------ Working data ------
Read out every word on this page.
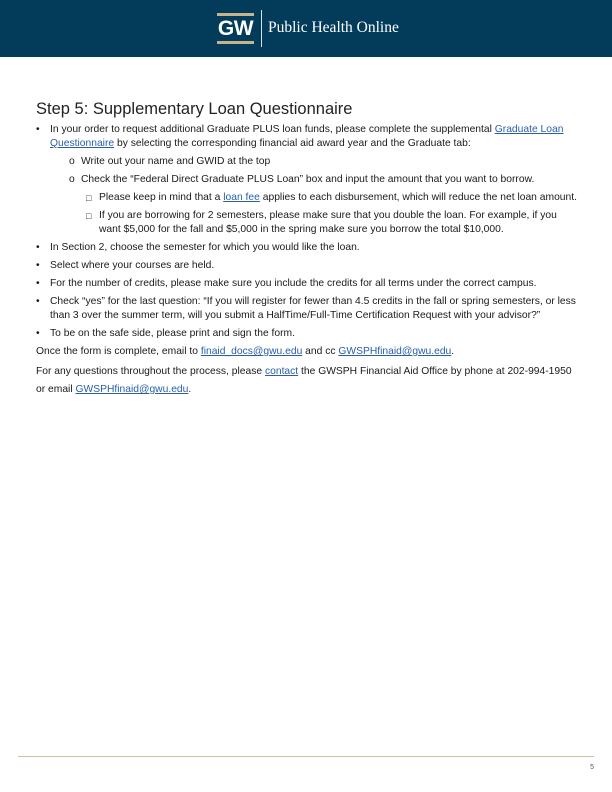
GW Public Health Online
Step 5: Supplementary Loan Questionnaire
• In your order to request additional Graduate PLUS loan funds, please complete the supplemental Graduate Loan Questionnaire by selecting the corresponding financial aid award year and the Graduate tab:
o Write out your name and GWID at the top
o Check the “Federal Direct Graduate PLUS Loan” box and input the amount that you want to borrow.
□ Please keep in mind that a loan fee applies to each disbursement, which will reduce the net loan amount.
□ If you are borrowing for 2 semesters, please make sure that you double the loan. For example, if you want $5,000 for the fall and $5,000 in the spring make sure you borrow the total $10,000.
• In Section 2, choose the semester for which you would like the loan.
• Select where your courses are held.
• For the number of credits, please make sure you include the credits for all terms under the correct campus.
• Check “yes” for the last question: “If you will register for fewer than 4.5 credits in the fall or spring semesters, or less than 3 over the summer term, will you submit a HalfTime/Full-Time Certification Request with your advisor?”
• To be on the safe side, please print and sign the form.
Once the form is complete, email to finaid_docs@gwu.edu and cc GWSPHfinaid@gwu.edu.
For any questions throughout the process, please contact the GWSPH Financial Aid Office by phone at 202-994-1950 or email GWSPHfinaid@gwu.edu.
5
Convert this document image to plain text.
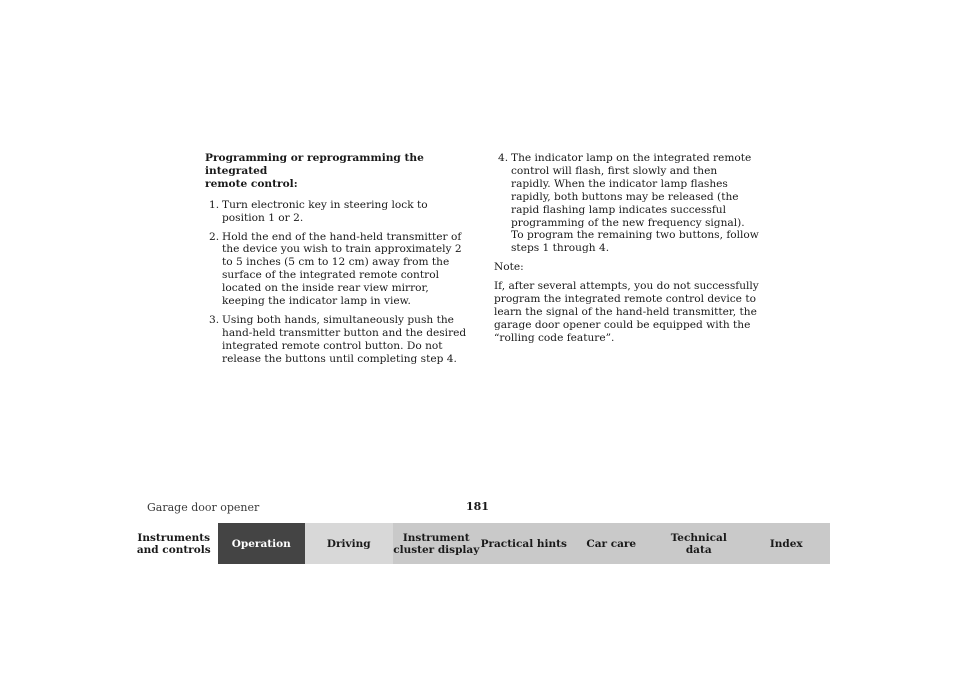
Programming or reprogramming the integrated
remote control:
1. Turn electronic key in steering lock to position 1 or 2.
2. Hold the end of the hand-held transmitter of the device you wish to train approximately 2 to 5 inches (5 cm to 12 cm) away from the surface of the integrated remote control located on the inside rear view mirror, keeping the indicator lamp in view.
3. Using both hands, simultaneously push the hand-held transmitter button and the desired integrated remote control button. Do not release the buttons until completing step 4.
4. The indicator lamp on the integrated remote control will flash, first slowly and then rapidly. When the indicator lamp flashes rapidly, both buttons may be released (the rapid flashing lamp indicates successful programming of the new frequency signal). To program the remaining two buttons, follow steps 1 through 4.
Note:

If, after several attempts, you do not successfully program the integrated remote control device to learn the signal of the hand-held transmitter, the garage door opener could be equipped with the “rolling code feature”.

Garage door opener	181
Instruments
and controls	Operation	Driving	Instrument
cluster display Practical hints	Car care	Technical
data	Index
------
**Given exercise**
From the listing above, copy out each line where the word "with" appears.

**The completed task**
• Check “yes” for the last question: “If you will register for fewer than 4.5 credits in the fall or spring semesters, or less than 3 over the summer term, will you submit a HalfTime/Full-Time Certification Request with your advisor?”
If, after several attempts, you do not successfully program the integrated remote control device to learn the signal of the hand-held transmitter, the garage door opener could be equipped with the “rolling code feature”.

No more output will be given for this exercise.